Your objective — Each record must be reproduced exactly as it is shown.

Dataset entries —
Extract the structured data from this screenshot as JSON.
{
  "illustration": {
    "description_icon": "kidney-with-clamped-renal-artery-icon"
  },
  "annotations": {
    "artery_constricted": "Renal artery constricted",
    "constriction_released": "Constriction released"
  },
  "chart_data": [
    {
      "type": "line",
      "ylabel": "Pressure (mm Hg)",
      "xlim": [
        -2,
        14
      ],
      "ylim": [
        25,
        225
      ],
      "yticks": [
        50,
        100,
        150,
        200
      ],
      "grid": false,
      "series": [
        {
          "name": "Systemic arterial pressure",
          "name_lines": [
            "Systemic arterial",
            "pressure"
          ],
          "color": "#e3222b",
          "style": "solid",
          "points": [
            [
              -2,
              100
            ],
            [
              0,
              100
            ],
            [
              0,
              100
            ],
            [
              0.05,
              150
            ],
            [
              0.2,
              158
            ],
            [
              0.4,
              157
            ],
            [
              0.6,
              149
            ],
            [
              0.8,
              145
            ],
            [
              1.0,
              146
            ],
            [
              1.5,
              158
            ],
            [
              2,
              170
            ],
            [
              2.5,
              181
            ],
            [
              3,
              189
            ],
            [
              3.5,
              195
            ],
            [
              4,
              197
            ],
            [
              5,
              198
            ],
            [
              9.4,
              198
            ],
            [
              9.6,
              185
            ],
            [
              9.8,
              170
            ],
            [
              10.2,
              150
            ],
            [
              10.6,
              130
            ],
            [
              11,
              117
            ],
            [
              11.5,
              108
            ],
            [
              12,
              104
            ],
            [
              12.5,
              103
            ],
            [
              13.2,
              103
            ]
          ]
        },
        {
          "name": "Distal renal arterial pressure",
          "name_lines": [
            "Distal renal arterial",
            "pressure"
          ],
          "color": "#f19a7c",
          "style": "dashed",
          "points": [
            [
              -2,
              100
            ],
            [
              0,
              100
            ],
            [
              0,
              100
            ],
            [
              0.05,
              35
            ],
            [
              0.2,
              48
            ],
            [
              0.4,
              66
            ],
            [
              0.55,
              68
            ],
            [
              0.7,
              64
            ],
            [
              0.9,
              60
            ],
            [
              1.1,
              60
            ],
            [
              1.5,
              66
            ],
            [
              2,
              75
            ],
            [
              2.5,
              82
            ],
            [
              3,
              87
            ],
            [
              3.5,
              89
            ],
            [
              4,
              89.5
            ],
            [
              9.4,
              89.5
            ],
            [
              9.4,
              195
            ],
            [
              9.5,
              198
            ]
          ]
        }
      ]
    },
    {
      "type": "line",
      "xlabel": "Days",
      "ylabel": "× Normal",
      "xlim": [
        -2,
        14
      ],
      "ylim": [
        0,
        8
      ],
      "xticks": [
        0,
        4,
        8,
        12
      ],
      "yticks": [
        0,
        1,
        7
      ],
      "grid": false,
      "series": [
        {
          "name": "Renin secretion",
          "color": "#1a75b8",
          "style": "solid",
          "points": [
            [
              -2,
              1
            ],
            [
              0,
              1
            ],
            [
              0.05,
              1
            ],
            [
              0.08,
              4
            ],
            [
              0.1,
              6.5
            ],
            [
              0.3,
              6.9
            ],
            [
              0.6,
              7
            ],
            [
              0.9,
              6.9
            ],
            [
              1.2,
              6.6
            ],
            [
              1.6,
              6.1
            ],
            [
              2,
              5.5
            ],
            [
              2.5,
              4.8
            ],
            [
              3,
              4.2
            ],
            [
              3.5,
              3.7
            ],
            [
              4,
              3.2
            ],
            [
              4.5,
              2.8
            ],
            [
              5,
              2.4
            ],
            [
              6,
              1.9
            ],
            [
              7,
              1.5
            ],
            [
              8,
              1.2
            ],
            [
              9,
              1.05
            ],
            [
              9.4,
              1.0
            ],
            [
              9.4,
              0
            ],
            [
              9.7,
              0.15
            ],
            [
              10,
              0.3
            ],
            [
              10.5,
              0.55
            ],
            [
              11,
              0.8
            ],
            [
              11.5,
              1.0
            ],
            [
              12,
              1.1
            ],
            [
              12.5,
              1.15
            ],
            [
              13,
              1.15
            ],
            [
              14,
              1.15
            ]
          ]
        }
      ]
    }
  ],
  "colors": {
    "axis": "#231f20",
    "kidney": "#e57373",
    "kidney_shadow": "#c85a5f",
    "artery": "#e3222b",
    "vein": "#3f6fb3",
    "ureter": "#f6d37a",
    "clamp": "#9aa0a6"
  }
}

Written response —
Extract the structured data from this screenshot as JSON.
{
  "illustration": {
    "description_icon": "kidney-with-clamped-renal-artery-icon"
  },
  "annotations": {
    "artery_constricted": "Renal artery constricted",
    "constriction_released": "Constriction released"
  },
  "chart_data": [
    {
      "type": "line",
      "ylabel": "Pressure (mm Hg)",
      "xlim": [
        -2,
        14
      ],
      "ylim": [
        25,
        225
      ],
      "yticks": [
        50,
        100,
        150,
        200
      ],
      "grid": false,
      "series": [
        {
          "name": "Systemic arterial pressure",
          "name_lines": [
            "Systemic arterial",
            "pressure"
          ],
          "color": "#e3222b",
          "style": "solid",
          "points": [
            [
              -2,
              100
            ],
            [
              0,
              100
            ],
            [
              0,
              100
            ],
            [
              0.05,
              150
            ],
            [
              0.2,
              158
            ],
            [
              0.4,
              157
            ],
            [
              0.6,
              149
            ],
            [
              0.8,
              145
            ],
            [
              1.0,
              146
            ],
            [
              1.5,
              158
            ],
            [
              2,
              170
            ],
            [
              2.5,
              181
            ],
            [
              3,
              189
            ],
            [
              3.5,
              195
            ],
            [
              4,
              197
            ],
            [
              5,
              198
            ],
            [
              9.4,
              198
            ],
            [
              9.6,
              185
            ],
            [
              9.8,
              170
            ],
            [
              10.2,
              150
            ],
            [
              10.6,
              130
            ],
            [
              11,
              117
            ],
            [
              11.5,
              108
            ],
            [
              12,
              104
            ],
            [
              12.5,
              103
            ],
            [
              13.2,
              103
            ]
          ]
        },
        {
          "name": "Distal renal arterial pressure",
          "name_lines": [
            "Distal renal arterial",
            "pressure"
          ],
          "color": "#f19a7c",
          "style": "dashed",
          "points": [
            [
              -2,
              100
            ],
            [
              0,
              100
            ],
            [
              0,
              100
            ],
            [
              0.05,
              35
            ],
            [
              0.2,
              48
            ],
            [
              0.4,
              66
            ],
            [
              0.55,
              68
            ],
            [
              0.7,
              64
            ],
            [
              0.9,
              60
            ],
            [
              1.1,
              60
            ],
            [
              1.5,
              66
            ],
            [
              2,
              75
            ],
            [
              2.5,
              82
            ],
            [
              3,
              87
            ],
            [
              3.5,
              89
            ],
            [
              4,
              89.5
            ],
            [
              9.4,
              89.5
            ],
            [
              9.4,
              195
            ],
            [
              9.5,
              198
            ]
          ]
        }
      ]
    },
    {
      "type": "line",
      "xlabel": "Days",
      "ylabel": "× Normal",
      "xlim": [
        -2,
        14
      ],
      "ylim": [
        0,
        8
      ],
      "xticks": [
        0,
        4,
        8,
        12
      ],
      "yticks": [
        0,
        1,
        7
      ],
      "grid": false,
      "series": [
        {
          "name": "Renin secretion",
          "color": "#1a75b8",
          "style": "solid",
          "points": [
            [
              -2,
              1
            ],
            [
              0,
              1
            ],
            [
              0.05,
              1
            ],
            [
              0.08,
              4
            ],
            [
              0.1,
              6.5
            ],
            [
              0.3,
              6.9
            ],
            [
              0.6,
              7
            ],
            [
              0.9,
              6.9
            ],
            [
              1.2,
              6.6
            ],
            [
              1.6,
              6.1
            ],
            [
              2,
              5.5
            ],
            [
              2.5,
              4.8
            ],
            [
              3,
              4.2
            ],
            [
              3.5,
              3.7
            ],
            [
              4,
              3.2
            ],
            [
              4.5,
              2.8
            ],
            [
              5,
              2.4
            ],
            [
              6,
              1.9
            ],
            [
              7,
              1.5
            ],
            [
              8,
              1.2
            ],
            [
              9,
              1.05
            ],
            [
              9.4,
              1.0
            ],
            [
              9.4,
              0
            ],
            [
              9.7,
              0.15
            ],
            [
              10,
              0.3
            ],
            [
              10.5,
              0.55
            ],
            [
              11,
              0.8
            ],
            [
              11.5,
              1.0
            ],
            [
              12,
              1.1
            ],
            [
              12.5,
              1.15
            ],
            [
              13,
              1.15
            ],
            [
              14,
              1.15
            ]
          ]
        }
      ]
    }
  ],
  "colors": {
    "axis": "#231f20",
    "kidney": "#e57373",
    "kidney_shadow": "#c85a5f",
    "artery": "#e3222b",
    "vein": "#3f6fb3",
    "ureter": "#f6d37a",
    "clamp": "#9aa0a6"
  }
}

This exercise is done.